• [Dataset excerpt]:

## Begin

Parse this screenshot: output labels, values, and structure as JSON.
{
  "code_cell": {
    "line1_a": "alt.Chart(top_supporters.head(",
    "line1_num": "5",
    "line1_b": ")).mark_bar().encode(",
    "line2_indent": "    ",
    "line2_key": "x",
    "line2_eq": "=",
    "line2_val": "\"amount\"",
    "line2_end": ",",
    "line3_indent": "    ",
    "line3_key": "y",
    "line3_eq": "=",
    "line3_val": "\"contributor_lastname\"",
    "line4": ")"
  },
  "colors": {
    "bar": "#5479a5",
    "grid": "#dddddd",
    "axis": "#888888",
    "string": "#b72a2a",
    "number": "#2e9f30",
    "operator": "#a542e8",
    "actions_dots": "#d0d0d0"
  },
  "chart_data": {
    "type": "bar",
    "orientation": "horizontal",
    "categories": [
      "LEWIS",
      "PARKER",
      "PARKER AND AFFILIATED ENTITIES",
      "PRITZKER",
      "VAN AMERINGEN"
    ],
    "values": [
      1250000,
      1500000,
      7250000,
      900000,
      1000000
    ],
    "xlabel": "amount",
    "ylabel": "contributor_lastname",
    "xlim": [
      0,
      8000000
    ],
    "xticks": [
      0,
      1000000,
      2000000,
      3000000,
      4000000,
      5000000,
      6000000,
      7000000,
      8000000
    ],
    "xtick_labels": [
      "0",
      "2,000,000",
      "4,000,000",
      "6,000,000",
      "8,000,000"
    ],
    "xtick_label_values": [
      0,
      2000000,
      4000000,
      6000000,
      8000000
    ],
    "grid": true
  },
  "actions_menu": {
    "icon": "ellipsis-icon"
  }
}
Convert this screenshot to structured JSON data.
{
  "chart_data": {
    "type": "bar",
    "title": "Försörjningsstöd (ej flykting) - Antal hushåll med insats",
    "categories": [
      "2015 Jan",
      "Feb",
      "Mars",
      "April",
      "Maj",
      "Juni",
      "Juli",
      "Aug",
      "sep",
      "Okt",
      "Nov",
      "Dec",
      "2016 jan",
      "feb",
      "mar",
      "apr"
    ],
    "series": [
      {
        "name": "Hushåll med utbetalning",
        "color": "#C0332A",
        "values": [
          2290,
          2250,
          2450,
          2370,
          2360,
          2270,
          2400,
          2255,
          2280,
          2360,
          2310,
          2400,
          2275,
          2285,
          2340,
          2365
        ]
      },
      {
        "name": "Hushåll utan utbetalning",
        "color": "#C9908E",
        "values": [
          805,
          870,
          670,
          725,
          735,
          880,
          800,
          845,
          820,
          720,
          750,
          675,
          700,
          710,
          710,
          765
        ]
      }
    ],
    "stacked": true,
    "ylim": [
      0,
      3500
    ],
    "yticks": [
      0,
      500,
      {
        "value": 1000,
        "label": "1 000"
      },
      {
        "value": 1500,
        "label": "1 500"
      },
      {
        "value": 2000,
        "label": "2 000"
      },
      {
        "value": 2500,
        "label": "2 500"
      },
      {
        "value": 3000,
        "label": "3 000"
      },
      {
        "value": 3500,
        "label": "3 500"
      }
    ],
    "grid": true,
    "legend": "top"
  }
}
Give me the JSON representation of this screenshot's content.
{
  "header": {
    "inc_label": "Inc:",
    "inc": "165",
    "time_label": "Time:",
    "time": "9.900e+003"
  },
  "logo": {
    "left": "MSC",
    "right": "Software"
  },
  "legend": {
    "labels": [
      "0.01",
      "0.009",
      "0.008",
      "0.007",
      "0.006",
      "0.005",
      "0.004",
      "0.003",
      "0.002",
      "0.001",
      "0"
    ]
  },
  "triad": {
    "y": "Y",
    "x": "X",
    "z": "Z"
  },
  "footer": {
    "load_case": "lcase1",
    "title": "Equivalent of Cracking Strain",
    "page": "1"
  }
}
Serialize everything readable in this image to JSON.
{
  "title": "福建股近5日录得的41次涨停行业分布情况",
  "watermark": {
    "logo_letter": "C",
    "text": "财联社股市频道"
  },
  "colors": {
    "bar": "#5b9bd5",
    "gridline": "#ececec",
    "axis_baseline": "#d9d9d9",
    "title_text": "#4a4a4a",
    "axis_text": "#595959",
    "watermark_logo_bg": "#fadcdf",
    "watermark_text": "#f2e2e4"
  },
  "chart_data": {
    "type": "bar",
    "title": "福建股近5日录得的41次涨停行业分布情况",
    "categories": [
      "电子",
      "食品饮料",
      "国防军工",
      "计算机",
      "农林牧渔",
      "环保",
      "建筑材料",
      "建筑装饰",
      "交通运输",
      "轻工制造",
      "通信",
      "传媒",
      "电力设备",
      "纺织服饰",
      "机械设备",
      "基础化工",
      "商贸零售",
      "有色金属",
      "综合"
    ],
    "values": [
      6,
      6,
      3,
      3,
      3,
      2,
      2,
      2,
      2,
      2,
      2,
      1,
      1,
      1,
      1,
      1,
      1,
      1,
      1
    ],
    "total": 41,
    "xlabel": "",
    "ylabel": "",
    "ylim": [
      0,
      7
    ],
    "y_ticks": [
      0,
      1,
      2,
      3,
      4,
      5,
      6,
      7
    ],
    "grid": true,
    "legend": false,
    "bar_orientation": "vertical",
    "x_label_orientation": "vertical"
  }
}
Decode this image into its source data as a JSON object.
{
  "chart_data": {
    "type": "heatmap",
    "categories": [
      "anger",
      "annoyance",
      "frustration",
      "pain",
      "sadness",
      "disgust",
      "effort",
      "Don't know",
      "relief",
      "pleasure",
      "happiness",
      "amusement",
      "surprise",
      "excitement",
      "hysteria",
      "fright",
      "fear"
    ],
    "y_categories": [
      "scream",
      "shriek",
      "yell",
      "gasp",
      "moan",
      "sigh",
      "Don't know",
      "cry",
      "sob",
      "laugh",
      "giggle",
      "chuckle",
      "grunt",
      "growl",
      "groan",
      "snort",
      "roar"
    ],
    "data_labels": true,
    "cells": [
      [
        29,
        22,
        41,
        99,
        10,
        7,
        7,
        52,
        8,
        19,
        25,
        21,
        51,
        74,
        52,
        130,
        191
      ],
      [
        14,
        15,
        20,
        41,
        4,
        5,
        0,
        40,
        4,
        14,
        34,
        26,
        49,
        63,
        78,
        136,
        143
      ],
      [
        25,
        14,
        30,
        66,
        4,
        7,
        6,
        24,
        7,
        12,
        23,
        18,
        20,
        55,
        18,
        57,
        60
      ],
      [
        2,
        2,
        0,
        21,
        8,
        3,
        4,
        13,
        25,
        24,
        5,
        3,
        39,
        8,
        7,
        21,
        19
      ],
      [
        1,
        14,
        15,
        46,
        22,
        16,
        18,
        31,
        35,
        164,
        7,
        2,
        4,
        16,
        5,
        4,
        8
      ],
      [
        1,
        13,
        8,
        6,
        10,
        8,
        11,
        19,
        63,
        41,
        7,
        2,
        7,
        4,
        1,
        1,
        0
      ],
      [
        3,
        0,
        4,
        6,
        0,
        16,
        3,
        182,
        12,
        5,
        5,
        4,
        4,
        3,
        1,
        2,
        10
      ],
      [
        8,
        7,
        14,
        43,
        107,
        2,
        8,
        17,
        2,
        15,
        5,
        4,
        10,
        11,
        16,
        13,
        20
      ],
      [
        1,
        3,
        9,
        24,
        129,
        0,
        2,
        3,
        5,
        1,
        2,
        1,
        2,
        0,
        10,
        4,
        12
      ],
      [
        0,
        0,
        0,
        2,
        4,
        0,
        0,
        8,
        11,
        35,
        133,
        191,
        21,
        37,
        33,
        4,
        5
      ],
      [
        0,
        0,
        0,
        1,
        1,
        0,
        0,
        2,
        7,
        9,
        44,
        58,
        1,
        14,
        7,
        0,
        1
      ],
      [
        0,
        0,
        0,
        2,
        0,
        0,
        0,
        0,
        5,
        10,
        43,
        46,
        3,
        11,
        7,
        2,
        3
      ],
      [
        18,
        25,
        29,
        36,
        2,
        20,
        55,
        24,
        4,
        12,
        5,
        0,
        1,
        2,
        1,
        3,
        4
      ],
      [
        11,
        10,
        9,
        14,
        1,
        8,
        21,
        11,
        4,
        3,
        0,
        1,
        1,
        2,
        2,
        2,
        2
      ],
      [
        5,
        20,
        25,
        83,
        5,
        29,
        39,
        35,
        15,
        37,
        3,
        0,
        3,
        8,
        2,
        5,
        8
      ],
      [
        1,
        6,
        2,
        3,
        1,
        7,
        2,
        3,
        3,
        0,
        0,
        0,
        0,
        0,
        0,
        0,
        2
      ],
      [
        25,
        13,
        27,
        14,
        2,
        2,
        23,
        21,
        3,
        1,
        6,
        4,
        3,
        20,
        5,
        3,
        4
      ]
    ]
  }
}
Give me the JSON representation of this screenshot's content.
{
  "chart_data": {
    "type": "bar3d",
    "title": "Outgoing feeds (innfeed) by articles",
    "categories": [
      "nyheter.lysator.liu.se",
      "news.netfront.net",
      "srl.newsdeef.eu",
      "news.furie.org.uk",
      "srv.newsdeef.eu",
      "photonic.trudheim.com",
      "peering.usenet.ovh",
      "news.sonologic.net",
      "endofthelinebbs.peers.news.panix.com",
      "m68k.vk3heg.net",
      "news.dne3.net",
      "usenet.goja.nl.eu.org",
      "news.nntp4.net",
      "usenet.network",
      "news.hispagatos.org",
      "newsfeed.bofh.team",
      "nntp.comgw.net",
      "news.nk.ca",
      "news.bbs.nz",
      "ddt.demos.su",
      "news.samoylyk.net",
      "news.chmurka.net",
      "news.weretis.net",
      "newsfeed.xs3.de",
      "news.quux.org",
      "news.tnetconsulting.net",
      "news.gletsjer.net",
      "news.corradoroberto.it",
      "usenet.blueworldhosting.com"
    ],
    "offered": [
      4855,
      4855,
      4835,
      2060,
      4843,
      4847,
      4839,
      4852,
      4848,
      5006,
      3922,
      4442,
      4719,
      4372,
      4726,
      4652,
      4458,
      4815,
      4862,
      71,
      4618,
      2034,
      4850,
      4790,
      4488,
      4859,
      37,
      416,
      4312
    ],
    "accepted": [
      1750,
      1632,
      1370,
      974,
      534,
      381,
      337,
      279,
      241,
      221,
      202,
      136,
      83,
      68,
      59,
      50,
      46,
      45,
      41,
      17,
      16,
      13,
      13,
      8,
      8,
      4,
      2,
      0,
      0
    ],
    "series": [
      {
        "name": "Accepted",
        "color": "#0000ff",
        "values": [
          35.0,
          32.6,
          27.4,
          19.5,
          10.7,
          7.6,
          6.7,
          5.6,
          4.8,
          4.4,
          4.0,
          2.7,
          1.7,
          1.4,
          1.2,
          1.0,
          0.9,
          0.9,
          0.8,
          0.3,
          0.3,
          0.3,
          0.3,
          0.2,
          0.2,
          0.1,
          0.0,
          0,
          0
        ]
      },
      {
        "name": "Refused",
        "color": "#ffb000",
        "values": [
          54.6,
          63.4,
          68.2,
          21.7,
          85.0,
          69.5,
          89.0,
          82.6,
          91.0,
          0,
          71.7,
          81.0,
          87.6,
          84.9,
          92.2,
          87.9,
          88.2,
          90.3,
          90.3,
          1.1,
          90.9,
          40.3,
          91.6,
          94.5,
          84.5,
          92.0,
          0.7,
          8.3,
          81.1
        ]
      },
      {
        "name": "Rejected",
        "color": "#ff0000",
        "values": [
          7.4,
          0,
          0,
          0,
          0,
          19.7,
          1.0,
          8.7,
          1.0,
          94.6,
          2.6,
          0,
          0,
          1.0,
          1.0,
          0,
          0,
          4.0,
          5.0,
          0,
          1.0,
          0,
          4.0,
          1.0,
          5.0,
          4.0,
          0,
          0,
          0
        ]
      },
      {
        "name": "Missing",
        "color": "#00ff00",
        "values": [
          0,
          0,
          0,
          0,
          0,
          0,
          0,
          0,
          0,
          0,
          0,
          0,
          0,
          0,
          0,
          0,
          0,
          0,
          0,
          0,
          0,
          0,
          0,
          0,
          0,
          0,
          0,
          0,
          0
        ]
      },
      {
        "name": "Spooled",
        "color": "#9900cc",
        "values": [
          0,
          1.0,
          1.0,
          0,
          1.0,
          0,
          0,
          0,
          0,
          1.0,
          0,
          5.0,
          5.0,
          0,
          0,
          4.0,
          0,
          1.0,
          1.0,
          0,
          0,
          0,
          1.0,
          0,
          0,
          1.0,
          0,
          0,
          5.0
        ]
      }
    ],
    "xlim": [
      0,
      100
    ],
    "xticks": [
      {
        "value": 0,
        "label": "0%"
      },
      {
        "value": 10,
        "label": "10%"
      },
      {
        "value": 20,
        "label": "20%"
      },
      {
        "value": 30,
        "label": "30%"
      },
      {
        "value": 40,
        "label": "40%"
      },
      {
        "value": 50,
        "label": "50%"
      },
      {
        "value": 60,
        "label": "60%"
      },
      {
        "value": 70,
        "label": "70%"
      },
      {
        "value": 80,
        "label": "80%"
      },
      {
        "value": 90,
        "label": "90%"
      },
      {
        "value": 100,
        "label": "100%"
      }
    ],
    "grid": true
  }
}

## End

• [THE REQUEST]:
Copy out the lines in which the string "usenet" appears.

• [RESPONSE]:
      "peering.usenet.ovh",
      "usenet.goja.nl.eu.org",
      "usenet.network",
      "usenet.blueworldhosting.com"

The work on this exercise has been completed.